▸ EXERCISE DIRECTIONS
The entries that follow should be written out exactly.

BEGIN

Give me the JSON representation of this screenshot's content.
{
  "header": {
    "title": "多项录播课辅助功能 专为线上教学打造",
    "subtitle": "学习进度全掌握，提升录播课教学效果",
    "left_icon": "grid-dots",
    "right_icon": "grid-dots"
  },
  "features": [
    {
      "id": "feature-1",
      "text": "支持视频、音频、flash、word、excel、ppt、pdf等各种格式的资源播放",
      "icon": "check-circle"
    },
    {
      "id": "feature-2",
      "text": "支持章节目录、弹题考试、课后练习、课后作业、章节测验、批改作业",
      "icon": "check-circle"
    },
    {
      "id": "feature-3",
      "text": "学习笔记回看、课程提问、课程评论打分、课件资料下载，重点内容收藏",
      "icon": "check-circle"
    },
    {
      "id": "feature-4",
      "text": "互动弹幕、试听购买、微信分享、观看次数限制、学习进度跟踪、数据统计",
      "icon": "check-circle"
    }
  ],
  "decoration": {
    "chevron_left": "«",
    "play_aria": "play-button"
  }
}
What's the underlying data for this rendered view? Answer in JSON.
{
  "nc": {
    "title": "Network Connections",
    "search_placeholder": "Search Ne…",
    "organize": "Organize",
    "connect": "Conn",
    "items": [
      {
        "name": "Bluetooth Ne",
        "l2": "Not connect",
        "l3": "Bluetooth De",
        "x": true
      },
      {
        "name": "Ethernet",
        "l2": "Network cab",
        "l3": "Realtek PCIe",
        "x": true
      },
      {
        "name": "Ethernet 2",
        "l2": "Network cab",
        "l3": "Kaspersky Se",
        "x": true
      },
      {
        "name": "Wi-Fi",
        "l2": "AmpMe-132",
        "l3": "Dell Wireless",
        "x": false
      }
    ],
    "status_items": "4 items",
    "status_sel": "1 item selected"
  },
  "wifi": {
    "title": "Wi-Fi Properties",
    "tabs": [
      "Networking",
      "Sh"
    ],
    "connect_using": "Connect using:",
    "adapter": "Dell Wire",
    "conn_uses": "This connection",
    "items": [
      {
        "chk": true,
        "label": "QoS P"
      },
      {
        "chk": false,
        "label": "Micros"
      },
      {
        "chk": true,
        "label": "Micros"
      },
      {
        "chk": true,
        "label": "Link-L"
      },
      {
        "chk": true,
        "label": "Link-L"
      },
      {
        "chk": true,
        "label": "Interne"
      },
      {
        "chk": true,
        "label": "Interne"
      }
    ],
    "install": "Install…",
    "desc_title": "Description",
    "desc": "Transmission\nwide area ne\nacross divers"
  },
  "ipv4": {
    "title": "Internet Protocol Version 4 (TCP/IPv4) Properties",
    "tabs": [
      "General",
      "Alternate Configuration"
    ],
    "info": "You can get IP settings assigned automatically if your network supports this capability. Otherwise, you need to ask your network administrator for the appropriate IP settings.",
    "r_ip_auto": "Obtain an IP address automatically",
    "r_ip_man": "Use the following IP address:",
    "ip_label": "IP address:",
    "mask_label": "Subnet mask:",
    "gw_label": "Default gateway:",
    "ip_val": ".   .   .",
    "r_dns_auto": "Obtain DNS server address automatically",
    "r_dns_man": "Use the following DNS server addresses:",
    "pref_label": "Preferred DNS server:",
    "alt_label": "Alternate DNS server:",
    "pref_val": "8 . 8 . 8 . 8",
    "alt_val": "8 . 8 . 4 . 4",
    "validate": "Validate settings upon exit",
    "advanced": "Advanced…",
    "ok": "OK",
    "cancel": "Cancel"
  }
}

END

▸ TASK ANSWER
Give me the JSON representation of this screenshot's content.
{
  "header": {
    "title": "多项录播课辅助功能 专为线上教学打造",
    "subtitle": "学习进度全掌握，提升录播课教学效果",
    "left_icon": "grid-dots",
    "right_icon": "grid-dots"
  },
  "features": [
    {
      "id": "feature-1",
      "text": "支持视频、音频、flash、word、excel、ppt、pdf等各种格式的资源播放",
      "icon": "check-circle"
    },
    {
      "id": "feature-2",
      "text": "支持章节目录、弹题考试、课后练习、课后作业、章节测验、批改作业",
      "icon": "check-circle"
    },
    {
      "id": "feature-3",
      "text": "学习笔记回看、课程提问、课程评论打分、课件资料下载，重点内容收藏",
      "icon": "check-circle"
    },
    {
      "id": "feature-4",
      "text": "互动弹幕、试听购买、微信分享、观看次数限制、学习进度跟踪、数据统计",
      "icon": "check-circle"
    }
  ],
  "decoration": {
    "chevron_left": "«",
    "play_aria": "play-button"
  }
}
What's the underlying data for this rendered view? Answer in JSON.
{
  "nc": {
    "title": "Network Connections",
    "search_placeholder": "Search Ne…",
    "organize": "Organize",
    "connect": "Conn",
    "items": [
      {
        "name": "Bluetooth Ne",
        "l2": "Not connect",
        "l3": "Bluetooth De",
        "x": true
      },
      {
        "name": "Ethernet",
        "l2": "Network cab",
        "l3": "Realtek PCIe",
        "x": true
      },
      {
        "name": "Ethernet 2",
        "l2": "Network cab",
        "l3": "Kaspersky Se",
        "x": true
      },
      {
        "name": "Wi-Fi",
        "l2": "AmpMe-132",
        "l3": "Dell Wireless",
        "x": false
      }
    ],
    "status_items": "4 items",
    "status_sel": "1 item selected"
  },
  "wifi": {
    "title": "Wi-Fi Properties",
    "tabs": [
      "Networking",
      "Sh"
    ],
    "connect_using": "Connect using:",
    "adapter": "Dell Wire",
    "conn_uses": "This connection",
    "items": [
      {
        "chk": true,
        "label": "QoS P"
      },
      {
        "chk": false,
        "label": "Micros"
      },
      {
        "chk": true,
        "label": "Micros"
      },
      {
        "chk": true,
        "label": "Link-L"
      },
      {
        "chk": true,
        "label": "Link-L"
      },
      {
        "chk": true,
        "label": "Interne"
      },
      {
        "chk": true,
        "label": "Interne"
      }
    ],
    "install": "Install…",
    "desc_title": "Description",
    "desc": "Transmission\nwide area ne\nacross divers"
  },
  "ipv4": {
    "title": "Internet Protocol Version 4 (TCP/IPv4) Properties",
    "tabs": [
      "General",
      "Alternate Configuration"
    ],
    "info": "You can get IP settings assigned automatically if your network supports this capability. Otherwise, you need to ask your network administrator for the appropriate IP settings.",
    "r_ip_auto": "Obtain an IP address automatically",
    "r_ip_man": "Use the following IP address:",
    "ip_label": "IP address:",
    "mask_label": "Subnet mask:",
    "gw_label": "Default gateway:",
    "ip_val": ".   .   .",
    "r_dns_auto": "Obtain DNS server address automatically",
    "r_dns_man": "Use the following DNS server addresses:",
    "pref_label": "Preferred DNS server:",
    "alt_label": "Alternate DNS server:",
    "pref_val": "8 . 8 . 8 . 8",
    "alt_val": "8 . 8 . 4 . 4",
    "validate": "Validate settings upon exit",
    "advanced": "Advanced…",
    "ok": "OK",
    "cancel": "Cancel"
  }
}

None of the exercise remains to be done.